◆ **GIVEN RECORDS**:
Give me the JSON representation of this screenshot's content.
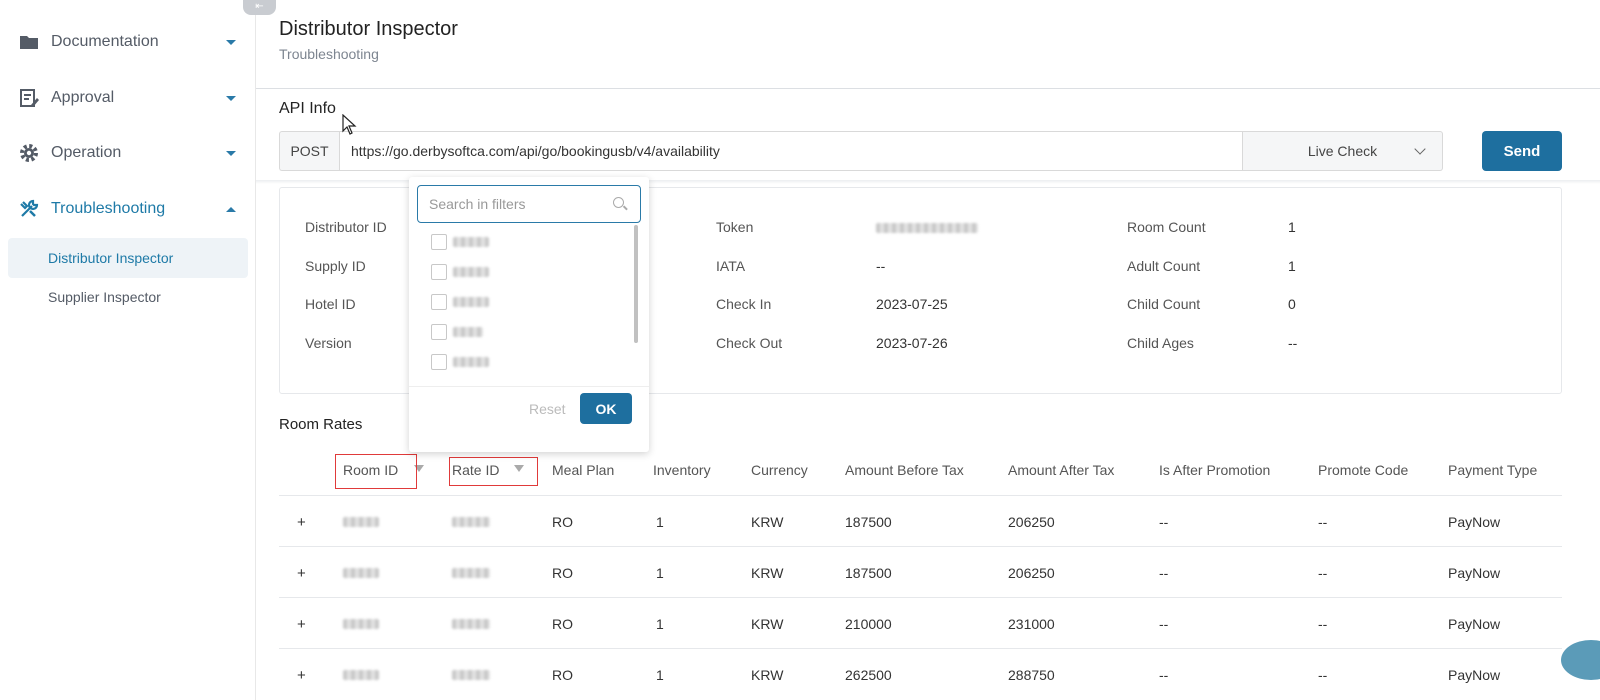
{
  "sidebar": {
    "items": [
      {
        "label": "Documentation",
        "icon": "folder-icon"
      },
      {
        "label": "Approval",
        "icon": "document-edit-icon"
      },
      {
        "label": "Operation",
        "icon": "gear-icon"
      },
      {
        "label": "Troubleshooting",
        "icon": "wrench-icon"
      }
    ],
    "subitems": [
      {
        "label": "Distributor Inspector"
      },
      {
        "label": "Supplier Inspector"
      }
    ]
  },
  "header": {
    "title": "Distributor Inspector",
    "breadcrumb": "Troubleshooting"
  },
  "api_info": {
    "section_label": "API Info",
    "method": "POST",
    "url": "https://go.derbysoftca.com/api/go/bookingusb/v4/availability",
    "mode": "Live Check",
    "send_label": "Send"
  },
  "details": {
    "distributor_id_label": "Distributor ID",
    "supply_id_label": "Supply ID",
    "hotel_id_label": "Hotel ID",
    "version_label": "Version",
    "token_label": "Token",
    "iata_label": "IATA",
    "iata_value": "--",
    "check_in_label": "Check In",
    "check_in_value": "2023-07-25",
    "check_out_label": "Check Out",
    "check_out_value": "2023-07-26",
    "room_count_label": "Room Count",
    "room_count_value": "1",
    "adult_count_label": "Adult Count",
    "adult_count_value": "1",
    "child_count_label": "Child Count",
    "child_count_value": "0",
    "child_ages_label": "Child Ages",
    "child_ages_value": "--"
  },
  "filter_popover": {
    "search_placeholder": "Search in filters",
    "reset_label": "Reset",
    "ok_label": "OK"
  },
  "room_rates": {
    "section_label": "Room Rates",
    "columns": [
      "Room ID",
      "Rate ID",
      "Meal Plan",
      "Inventory",
      "Currency",
      "Amount Before Tax",
      "Amount After Tax",
      "Is After Promotion",
      "Promote Code",
      "Payment Type"
    ],
    "rows": [
      {
        "meal_plan": "RO",
        "inventory": "1",
        "currency": "KRW",
        "before_tax": "187500",
        "after_tax": "206250",
        "after_promotion": "--",
        "promote_code": "--",
        "payment_type": "PayNow"
      },
      {
        "meal_plan": "RO",
        "inventory": "1",
        "currency": "KRW",
        "before_tax": "187500",
        "after_tax": "206250",
        "after_promotion": "--",
        "promote_code": "--",
        "payment_type": "PayNow"
      },
      {
        "meal_plan": "RO",
        "inventory": "1",
        "currency": "KRW",
        "before_tax": "210000",
        "after_tax": "231000",
        "after_promotion": "--",
        "promote_code": "--",
        "payment_type": "PayNow"
      },
      {
        "meal_plan": "RO",
        "inventory": "1",
        "currency": "KRW",
        "before_tax": "262500",
        "after_tax": "288750",
        "after_promotion": "--",
        "promote_code": "--",
        "payment_type": "PayNow"
      }
    ],
    "expand_symbol": "+"
  },
  "colors": {
    "accent": "#1e6f9f",
    "highlight": "#e03a3a"
  }
}
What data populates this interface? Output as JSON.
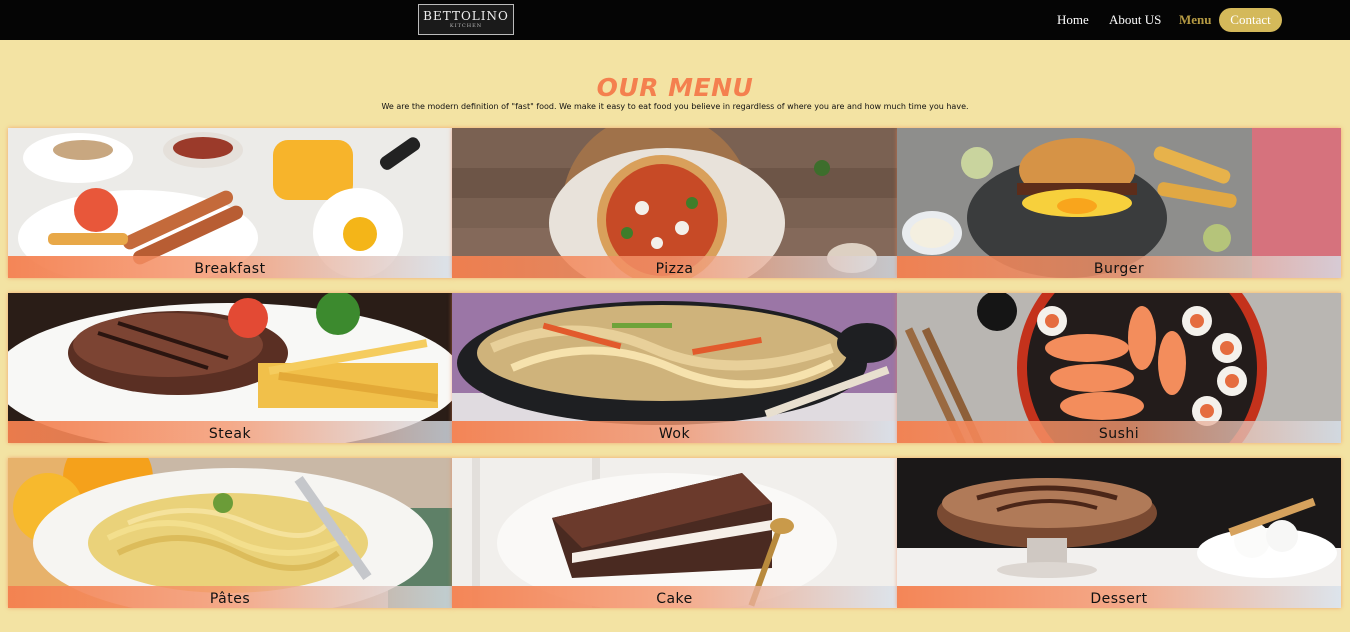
{
  "brand": {
    "name": "BETTOLINO",
    "sub": "KITCHEN"
  },
  "nav": {
    "home": "Home",
    "about": "About US",
    "menu": "Menu",
    "contact": "Contact"
  },
  "page": {
    "title": "OUR MENU",
    "subtitle": "We are the modern definition of \"fast\" food. We make it easy to eat food you believe in regardless of where you are and how much time you have."
  },
  "colors": {
    "accent": "#f4804f",
    "nav_active": "#b59a43",
    "contact_bg": "#d4b95a",
    "page_bg": "#f3e3a3"
  },
  "menu_items": [
    {
      "label": "Breakfast",
      "icon": "breakfast-photo"
    },
    {
      "label": "Pizza",
      "icon": "pizza-photo"
    },
    {
      "label": "Burger",
      "icon": "burger-photo"
    },
    {
      "label": "Steak",
      "icon": "steak-photo"
    },
    {
      "label": "Wok",
      "icon": "wok-photo"
    },
    {
      "label": "Sushi",
      "icon": "sushi-photo"
    },
    {
      "label": "Pâtes",
      "icon": "pasta-photo"
    },
    {
      "label": "Cake",
      "icon": "cake-photo"
    },
    {
      "label": "Dessert",
      "icon": "dessert-photo"
    }
  ]
}
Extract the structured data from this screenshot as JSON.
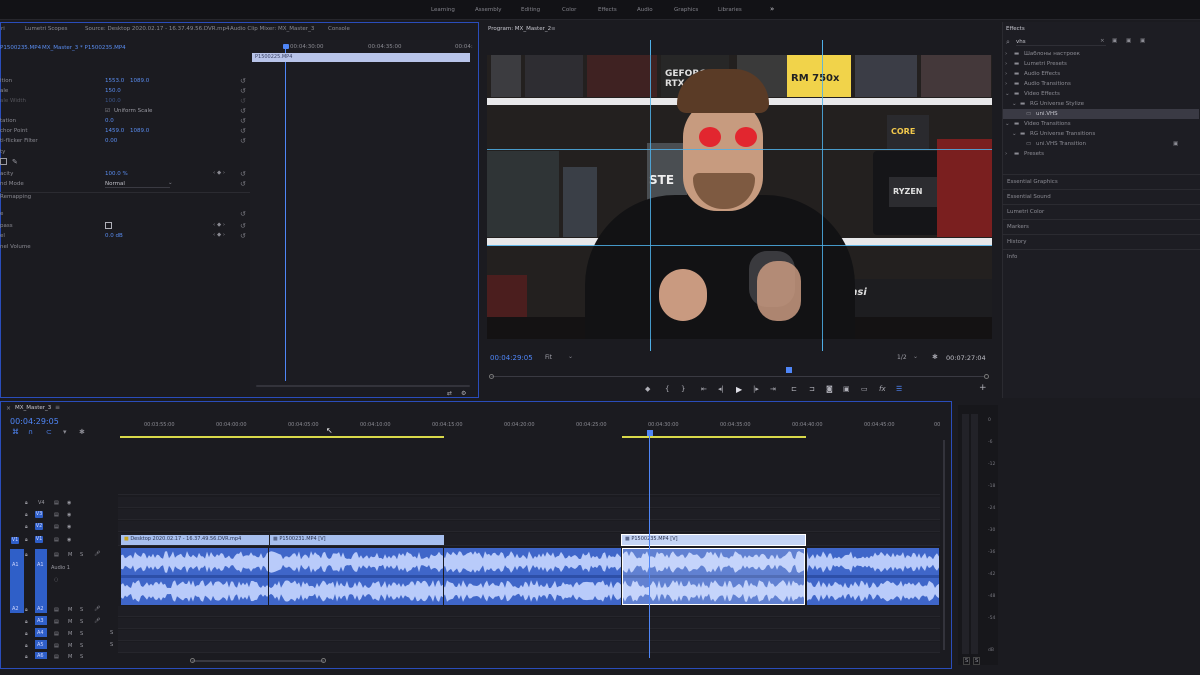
{
  "workspaces": [
    "Learning",
    "Assembly",
    "Editing",
    "Color",
    "Effects",
    "Audio",
    "Graphics",
    "Libraries"
  ],
  "source_panel": {
    "tabs": [
      "Lumetri Scopes",
      "Source: Desktop 2020.02.17 - 16.37.49.56.DVR.mp4",
      "Audio Clip Mixer: MX_Master_3",
      "Console"
    ],
    "tab_first": "ri",
    "clip_tab": "P1500235.MP4",
    "seq_tab": "MX_Master_3 * P1500235.MP4",
    "properties": [
      {
        "label": "ition",
        "v1": "1553.0",
        "v2": "1089.0"
      },
      {
        "label": "ale",
        "v1": "150.0",
        "v2": ""
      },
      {
        "label": "ale Width",
        "v1": "100.0",
        "v2": ""
      },
      {
        "label": "",
        "v1": "Uniform Scale",
        "v2": ""
      },
      {
        "label": "tation",
        "v1": "0.0",
        "v2": ""
      },
      {
        "label": "chor Point",
        "v1": "1459.0",
        "v2": "1089.0"
      },
      {
        "label": "ti-flicker Filter",
        "v1": "0.00",
        "v2": ""
      },
      {
        "label": "ty",
        "v1": "",
        "v2": ""
      },
      {
        "label": "",
        "v1": "",
        "v2": ""
      },
      {
        "label": "acity",
        "v1": "100.0 %",
        "v2": ""
      },
      {
        "label": "nd Mode",
        "v1": "Normal",
        "v2": ""
      },
      {
        "label": "Remapping",
        "v1": "",
        "v2": ""
      },
      {
        "label": "",
        "v1": "",
        "v2": ""
      },
      {
        "label": "e",
        "v1": "",
        "v2": ""
      },
      {
        "label": "pass",
        "v1": "",
        "v2": ""
      },
      {
        "label": "el",
        "v1": "0.0 dB",
        "v2": ""
      },
      {
        "label": "nel Volume",
        "v1": "",
        "v2": ""
      }
    ],
    "src_ruler": [
      "00:04:30:00",
      "00:04:35:00",
      "00:04:"
    ],
    "src_clip_label": "P1500225.MP4"
  },
  "program": {
    "title": "Program: MX_Master_2",
    "timecode": "00:04:29:05",
    "fit": "Fit",
    "resolution": "1/2",
    "duration": "00:07:27:04",
    "video_labels": [
      "GEFORCE RTX",
      "RM 750x",
      "CORE",
      "RYZEN",
      "STE",
      "msi"
    ]
  },
  "effects": {
    "title": "Effects",
    "search": "vhs",
    "items": [
      "Шаблоны настроек",
      "Lumetri Presets",
      "Audio Effects",
      "Audio Transitions",
      "Video Effects",
      "RG Universe Stylize",
      "uni.VHS",
      "Video Transitions",
      "RG Universe Transitions",
      "uni.VHS Transition",
      "Presets"
    ],
    "sections": [
      "Essential Graphics",
      "Essential Sound",
      "Lumetri Color",
      "Markers",
      "History",
      "Info"
    ]
  },
  "timeline": {
    "tab": "MX_Master_3",
    "timecode": "00:04:29:05",
    "ruler": [
      "00:03:55:00",
      "00:04:00:00",
      "00:04:05:00",
      "00:04:10:00",
      "00:04:15:00",
      "00:04:20:00",
      "00:04:25:00",
      "00:04:30:00",
      "00:04:35:00",
      "00:04:40:00",
      "00:04:45:00",
      "00"
    ],
    "video_clips": [
      "Desktop 2020.02.17 - 16.37.49.56.DVR.mp4",
      "P1500231.MP4 [V]",
      "P1500235.MP4 [V]"
    ],
    "tracks_video": [
      "V4",
      "V3",
      "V2",
      "V1"
    ],
    "tracks_audio": [
      "A1",
      "A2",
      "A3",
      "A4",
      "A5",
      "A6"
    ],
    "audio_label": "Audio 1",
    "meter_ticks": [
      "0",
      "-6",
      "-12",
      "-18",
      "-24",
      "-30",
      "-36",
      "-42",
      "-48",
      "-54",
      "dB"
    ],
    "meter_sm": [
      "S",
      "S"
    ]
  }
}
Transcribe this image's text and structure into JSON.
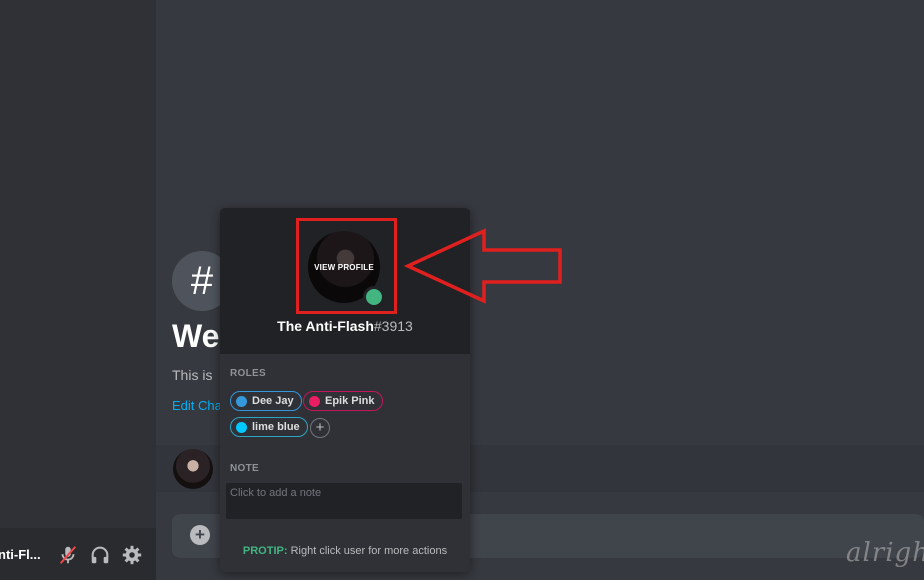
{
  "user_panel": {
    "username": "nti-Fl..."
  },
  "welcome": {
    "hash_symbol": "#",
    "title": "We",
    "subtitle": "This is",
    "edit_link": "Edit Cha"
  },
  "popout": {
    "view_profile": "VIEW PROFILE",
    "username": "The Anti-Flash",
    "discriminator": "#3913",
    "roles_label": "ROLES",
    "roles": [
      {
        "name": "Dee Jay",
        "color": "#3498db",
        "border": "#3498db"
      },
      {
        "name": "Epik Pink",
        "color": "#e91e63",
        "border": "#c2185b"
      },
      {
        "name": "lime blue",
        "color": "#00c8ff",
        "border": "#2ca5c5"
      }
    ],
    "add_role": "+",
    "note_label": "NOTE",
    "note_placeholder": "Click to add a note",
    "protip_label": "PROTIP:",
    "protip_text": " Right click user for more actions"
  },
  "composer": {
    "plus": "+"
  },
  "watermark": "alrigh",
  "colors": {
    "online": "#43b581",
    "annotation_red": "#e0201f",
    "link": "#00b0f4"
  }
}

◆ **CHALLENGE**: Select from the material above each line in which the string "Troubleshooting" appears, and list those lines.

◆ **EXERCISE OUTPUT**:
        "label": "Troubleshooting",
    "breadcrumb": "Troubleshooting"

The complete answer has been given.